PROMPT: Go through the entries below and count the lines holding the word "Followups". Reply with only the number, please.

DATA LISTING:
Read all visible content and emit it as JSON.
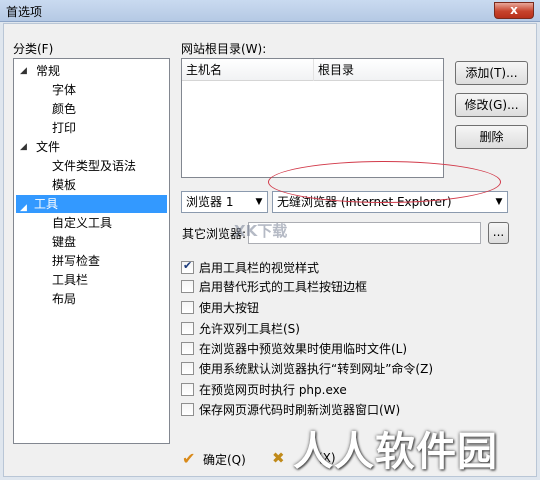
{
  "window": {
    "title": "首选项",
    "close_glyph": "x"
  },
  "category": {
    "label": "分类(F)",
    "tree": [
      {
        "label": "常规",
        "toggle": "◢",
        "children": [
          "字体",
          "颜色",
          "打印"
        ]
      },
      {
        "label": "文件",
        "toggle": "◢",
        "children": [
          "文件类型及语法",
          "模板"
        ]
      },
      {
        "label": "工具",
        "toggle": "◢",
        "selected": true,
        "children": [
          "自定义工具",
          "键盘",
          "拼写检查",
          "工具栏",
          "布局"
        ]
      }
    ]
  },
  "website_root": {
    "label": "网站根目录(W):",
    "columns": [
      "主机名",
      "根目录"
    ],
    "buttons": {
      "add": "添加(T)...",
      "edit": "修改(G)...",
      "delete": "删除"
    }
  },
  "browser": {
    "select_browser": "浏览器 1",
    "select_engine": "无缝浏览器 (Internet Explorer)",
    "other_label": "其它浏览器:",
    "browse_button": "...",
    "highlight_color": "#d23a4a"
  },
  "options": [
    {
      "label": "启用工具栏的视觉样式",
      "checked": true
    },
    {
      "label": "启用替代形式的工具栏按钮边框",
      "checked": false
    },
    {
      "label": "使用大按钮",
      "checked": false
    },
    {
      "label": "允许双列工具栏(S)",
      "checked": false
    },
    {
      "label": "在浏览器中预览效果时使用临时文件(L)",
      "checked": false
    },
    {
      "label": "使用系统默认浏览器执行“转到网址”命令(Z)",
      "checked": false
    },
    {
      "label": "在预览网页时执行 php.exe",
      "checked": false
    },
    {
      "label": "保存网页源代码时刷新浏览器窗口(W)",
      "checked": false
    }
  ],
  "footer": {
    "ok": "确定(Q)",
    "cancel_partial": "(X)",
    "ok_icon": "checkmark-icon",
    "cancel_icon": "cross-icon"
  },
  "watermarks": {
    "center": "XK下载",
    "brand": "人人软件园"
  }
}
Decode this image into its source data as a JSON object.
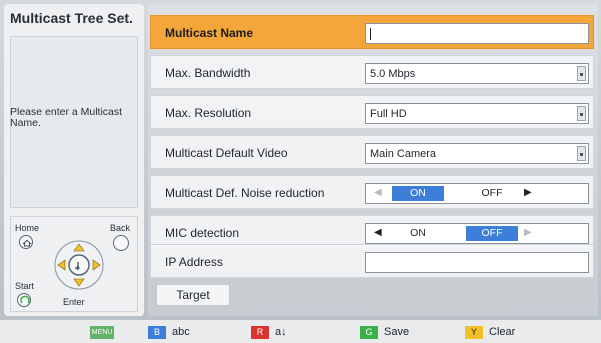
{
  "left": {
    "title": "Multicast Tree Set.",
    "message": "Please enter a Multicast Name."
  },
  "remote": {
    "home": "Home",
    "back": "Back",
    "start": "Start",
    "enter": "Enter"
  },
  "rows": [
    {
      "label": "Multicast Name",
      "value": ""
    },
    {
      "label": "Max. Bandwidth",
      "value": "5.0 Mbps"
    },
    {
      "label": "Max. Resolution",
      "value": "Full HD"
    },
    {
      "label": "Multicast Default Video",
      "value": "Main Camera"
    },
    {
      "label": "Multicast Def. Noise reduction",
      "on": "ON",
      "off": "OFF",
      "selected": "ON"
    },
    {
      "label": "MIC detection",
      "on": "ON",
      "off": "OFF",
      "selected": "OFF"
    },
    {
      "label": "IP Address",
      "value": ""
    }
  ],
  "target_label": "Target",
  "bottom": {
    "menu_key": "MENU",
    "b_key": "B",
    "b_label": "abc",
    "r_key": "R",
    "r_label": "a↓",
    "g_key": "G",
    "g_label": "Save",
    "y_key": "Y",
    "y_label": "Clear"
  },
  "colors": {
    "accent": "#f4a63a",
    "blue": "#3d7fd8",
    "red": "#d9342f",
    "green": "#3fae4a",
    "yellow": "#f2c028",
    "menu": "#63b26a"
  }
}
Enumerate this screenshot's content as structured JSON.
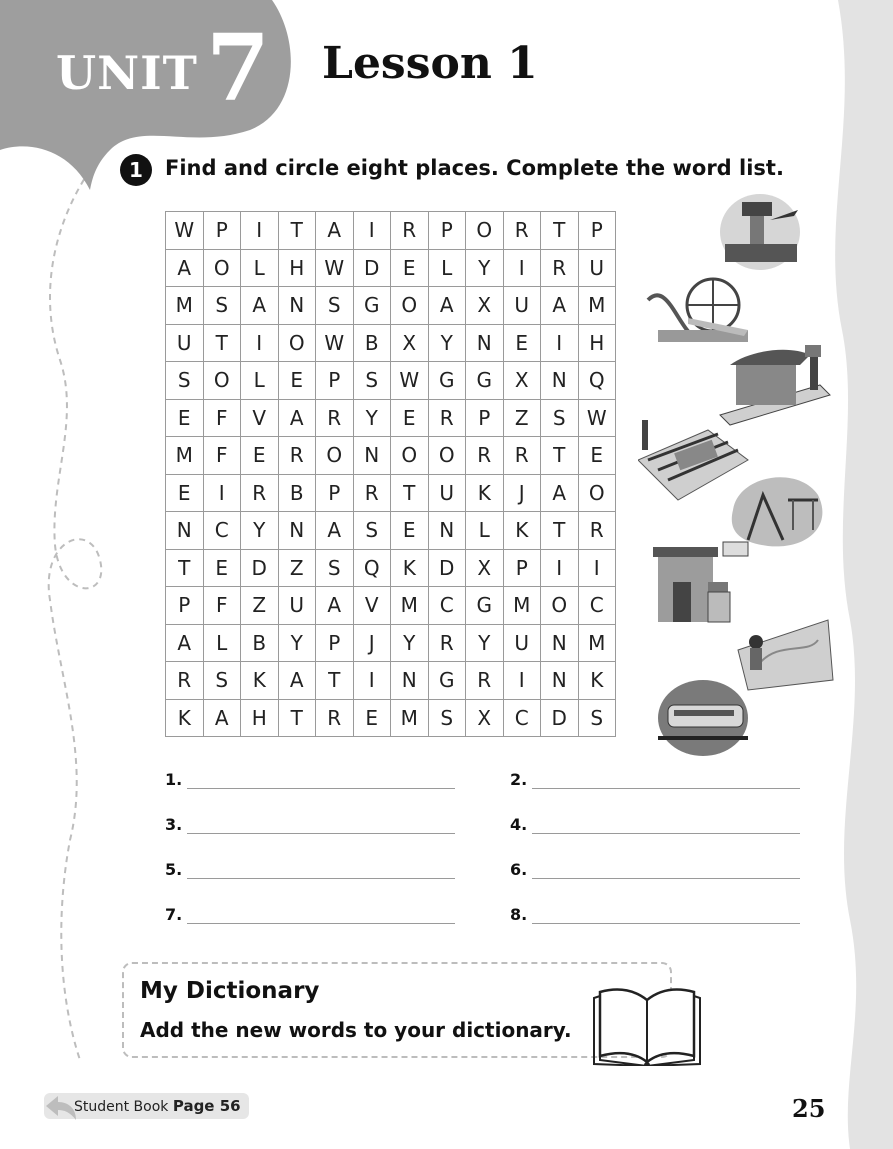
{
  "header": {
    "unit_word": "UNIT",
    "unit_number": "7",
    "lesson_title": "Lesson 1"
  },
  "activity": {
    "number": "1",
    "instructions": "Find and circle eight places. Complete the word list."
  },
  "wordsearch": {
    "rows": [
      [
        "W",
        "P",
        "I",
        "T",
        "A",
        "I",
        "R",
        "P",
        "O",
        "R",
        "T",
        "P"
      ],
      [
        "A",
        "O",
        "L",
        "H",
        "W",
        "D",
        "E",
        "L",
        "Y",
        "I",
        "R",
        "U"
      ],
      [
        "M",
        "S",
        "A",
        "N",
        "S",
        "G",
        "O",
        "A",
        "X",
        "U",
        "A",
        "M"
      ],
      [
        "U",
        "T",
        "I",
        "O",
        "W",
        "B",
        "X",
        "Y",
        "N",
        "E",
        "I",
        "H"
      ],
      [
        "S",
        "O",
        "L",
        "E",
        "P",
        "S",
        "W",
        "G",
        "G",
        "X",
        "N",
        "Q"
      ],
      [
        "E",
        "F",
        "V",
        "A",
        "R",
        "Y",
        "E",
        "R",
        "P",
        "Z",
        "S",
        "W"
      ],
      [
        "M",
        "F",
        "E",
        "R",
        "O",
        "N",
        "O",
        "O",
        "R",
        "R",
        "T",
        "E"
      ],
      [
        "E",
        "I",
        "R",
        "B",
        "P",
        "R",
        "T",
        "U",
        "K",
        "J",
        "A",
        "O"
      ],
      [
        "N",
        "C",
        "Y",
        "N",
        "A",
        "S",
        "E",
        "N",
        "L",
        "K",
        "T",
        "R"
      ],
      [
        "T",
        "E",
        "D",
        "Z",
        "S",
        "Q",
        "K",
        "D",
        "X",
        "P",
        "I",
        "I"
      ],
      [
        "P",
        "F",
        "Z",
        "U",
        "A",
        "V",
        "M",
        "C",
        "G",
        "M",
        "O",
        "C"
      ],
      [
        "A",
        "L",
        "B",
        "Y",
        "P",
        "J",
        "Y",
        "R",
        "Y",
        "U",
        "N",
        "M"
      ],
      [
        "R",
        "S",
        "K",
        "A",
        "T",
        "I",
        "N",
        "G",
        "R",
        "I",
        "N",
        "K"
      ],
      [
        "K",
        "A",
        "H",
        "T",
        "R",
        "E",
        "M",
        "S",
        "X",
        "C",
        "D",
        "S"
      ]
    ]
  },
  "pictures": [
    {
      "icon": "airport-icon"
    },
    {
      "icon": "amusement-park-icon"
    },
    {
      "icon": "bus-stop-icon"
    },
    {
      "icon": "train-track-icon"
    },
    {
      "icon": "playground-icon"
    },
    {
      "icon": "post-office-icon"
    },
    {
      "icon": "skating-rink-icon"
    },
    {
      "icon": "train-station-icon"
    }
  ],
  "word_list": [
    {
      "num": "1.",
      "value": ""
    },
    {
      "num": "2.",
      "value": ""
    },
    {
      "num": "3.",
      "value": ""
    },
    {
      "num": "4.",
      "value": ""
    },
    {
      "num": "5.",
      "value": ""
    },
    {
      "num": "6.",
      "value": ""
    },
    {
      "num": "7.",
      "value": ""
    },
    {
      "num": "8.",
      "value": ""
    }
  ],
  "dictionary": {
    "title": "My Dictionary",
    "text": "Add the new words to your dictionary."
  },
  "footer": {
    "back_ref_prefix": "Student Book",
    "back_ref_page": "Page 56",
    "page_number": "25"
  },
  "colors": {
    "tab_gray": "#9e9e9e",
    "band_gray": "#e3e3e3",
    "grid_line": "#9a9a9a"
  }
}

...

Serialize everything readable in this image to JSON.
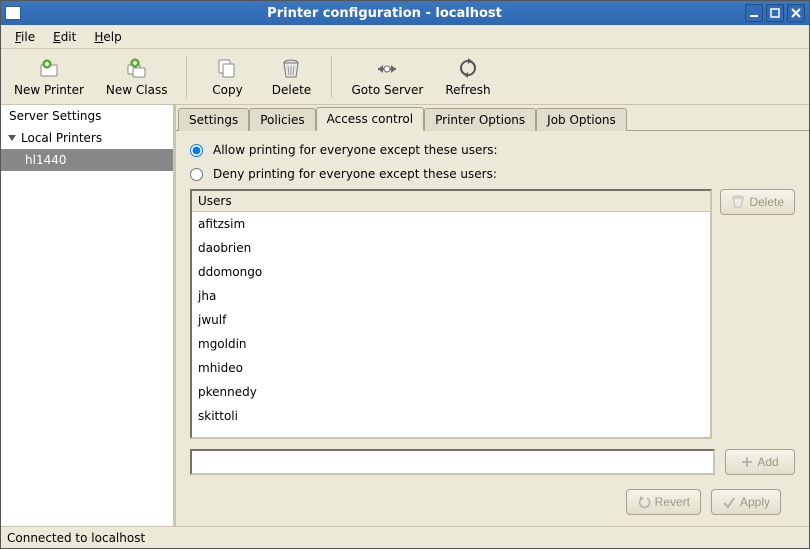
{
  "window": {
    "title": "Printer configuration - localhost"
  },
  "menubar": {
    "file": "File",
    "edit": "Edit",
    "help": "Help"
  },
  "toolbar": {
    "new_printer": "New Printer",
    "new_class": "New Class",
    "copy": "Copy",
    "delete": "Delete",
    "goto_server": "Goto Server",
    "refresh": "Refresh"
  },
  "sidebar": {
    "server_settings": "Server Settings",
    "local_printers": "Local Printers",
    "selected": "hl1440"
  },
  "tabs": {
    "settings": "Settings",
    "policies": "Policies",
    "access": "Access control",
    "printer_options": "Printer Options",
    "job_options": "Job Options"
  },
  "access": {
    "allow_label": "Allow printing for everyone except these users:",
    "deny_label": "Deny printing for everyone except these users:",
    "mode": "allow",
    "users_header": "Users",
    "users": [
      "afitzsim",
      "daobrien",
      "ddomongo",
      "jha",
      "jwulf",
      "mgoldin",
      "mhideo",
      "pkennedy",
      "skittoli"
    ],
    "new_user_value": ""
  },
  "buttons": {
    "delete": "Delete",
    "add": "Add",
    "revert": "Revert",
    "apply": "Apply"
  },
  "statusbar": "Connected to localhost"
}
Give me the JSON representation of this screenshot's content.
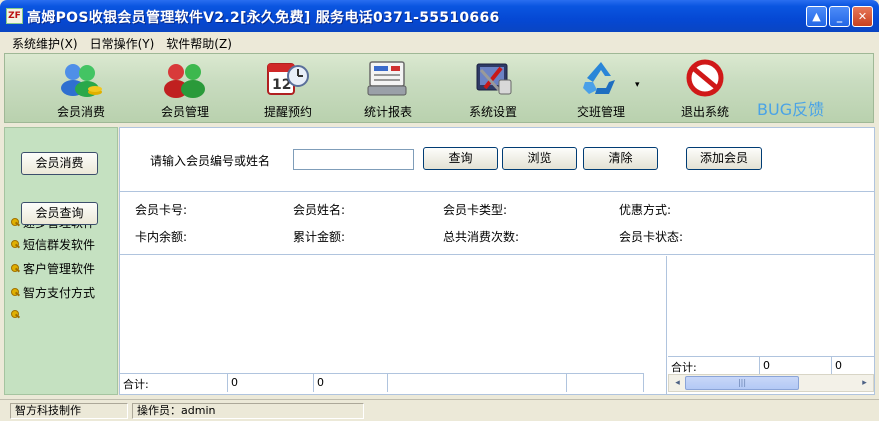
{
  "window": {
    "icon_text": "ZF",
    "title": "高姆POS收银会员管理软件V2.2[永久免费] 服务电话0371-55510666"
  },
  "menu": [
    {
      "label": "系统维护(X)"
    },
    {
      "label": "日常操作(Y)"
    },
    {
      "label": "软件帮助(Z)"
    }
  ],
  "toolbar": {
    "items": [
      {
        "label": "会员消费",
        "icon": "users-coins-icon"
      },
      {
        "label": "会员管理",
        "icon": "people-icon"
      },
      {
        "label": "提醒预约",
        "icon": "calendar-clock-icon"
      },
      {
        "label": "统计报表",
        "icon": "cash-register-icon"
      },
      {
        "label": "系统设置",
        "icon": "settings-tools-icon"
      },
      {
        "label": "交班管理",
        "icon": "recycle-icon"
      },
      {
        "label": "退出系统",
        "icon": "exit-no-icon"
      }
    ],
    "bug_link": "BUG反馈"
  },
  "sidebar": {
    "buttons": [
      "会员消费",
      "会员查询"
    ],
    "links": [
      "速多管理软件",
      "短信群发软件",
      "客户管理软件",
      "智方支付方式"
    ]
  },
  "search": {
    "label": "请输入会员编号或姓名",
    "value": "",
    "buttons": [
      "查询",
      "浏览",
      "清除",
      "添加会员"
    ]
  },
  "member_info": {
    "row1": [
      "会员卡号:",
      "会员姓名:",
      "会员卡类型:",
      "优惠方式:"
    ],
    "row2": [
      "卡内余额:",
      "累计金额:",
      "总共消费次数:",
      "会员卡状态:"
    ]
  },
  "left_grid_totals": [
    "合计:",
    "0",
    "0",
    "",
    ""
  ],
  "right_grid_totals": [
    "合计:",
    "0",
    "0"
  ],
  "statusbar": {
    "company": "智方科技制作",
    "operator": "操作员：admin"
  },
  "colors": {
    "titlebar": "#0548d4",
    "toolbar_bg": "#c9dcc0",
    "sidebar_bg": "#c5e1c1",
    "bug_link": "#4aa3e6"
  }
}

* * *

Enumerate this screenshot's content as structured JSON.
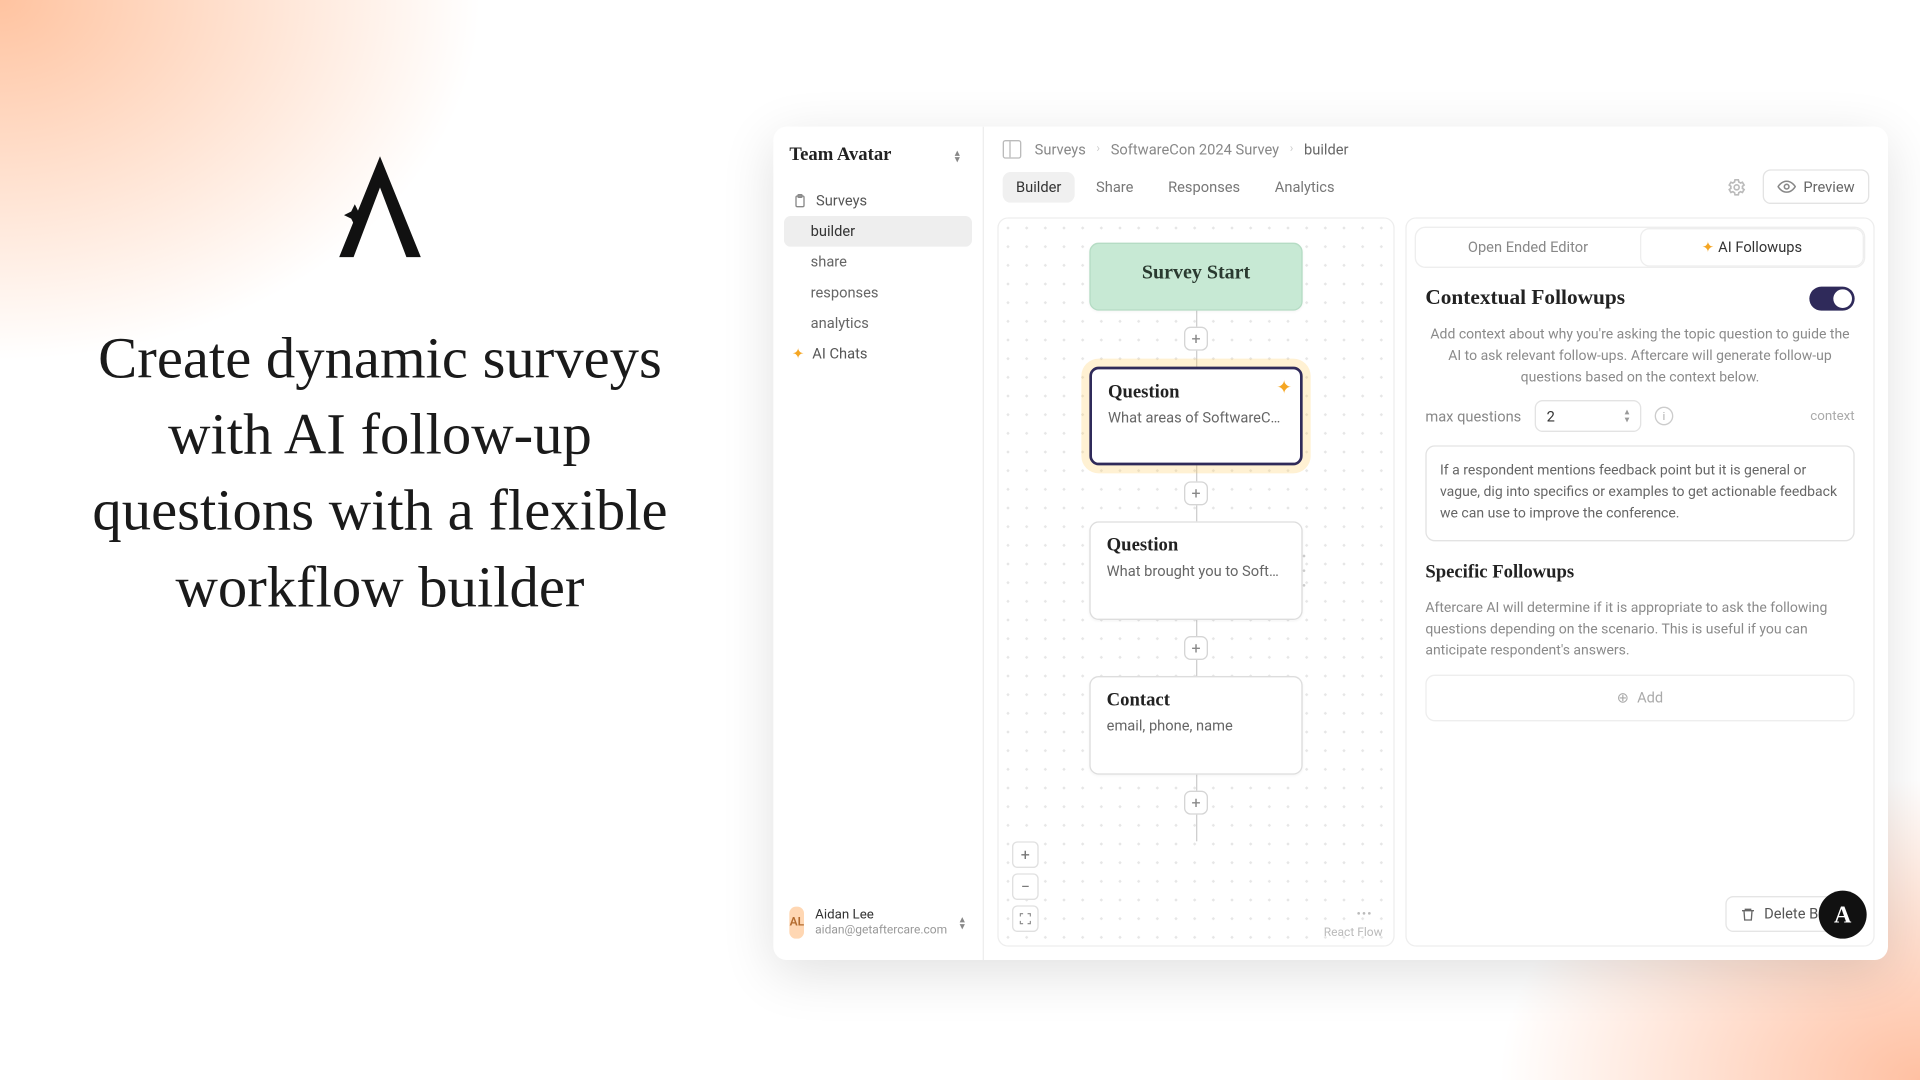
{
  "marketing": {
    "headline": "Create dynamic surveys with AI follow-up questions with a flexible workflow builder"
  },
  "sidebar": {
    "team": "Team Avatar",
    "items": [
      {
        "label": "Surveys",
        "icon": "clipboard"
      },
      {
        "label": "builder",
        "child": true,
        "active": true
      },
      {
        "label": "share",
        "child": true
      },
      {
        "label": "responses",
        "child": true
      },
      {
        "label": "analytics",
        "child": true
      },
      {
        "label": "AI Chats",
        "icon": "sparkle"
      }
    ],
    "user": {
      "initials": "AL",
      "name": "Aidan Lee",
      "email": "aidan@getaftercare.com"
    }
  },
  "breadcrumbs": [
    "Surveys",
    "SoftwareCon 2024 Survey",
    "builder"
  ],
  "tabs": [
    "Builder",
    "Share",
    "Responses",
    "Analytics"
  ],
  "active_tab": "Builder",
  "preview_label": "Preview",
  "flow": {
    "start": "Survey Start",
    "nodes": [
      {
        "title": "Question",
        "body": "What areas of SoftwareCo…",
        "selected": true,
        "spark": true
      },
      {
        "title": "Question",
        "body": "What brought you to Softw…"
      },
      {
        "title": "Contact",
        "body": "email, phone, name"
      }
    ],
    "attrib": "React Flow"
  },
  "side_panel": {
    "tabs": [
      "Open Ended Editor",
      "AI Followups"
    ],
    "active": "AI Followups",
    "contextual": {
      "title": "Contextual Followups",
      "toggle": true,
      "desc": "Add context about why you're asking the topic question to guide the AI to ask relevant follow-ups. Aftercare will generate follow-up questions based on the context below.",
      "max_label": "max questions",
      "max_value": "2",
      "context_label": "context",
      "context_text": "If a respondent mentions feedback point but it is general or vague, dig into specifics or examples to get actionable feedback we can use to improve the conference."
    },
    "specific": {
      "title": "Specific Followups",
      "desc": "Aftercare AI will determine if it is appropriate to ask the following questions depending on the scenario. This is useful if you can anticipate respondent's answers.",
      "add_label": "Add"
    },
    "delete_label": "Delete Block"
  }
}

COMPLETE RESPONSE: 4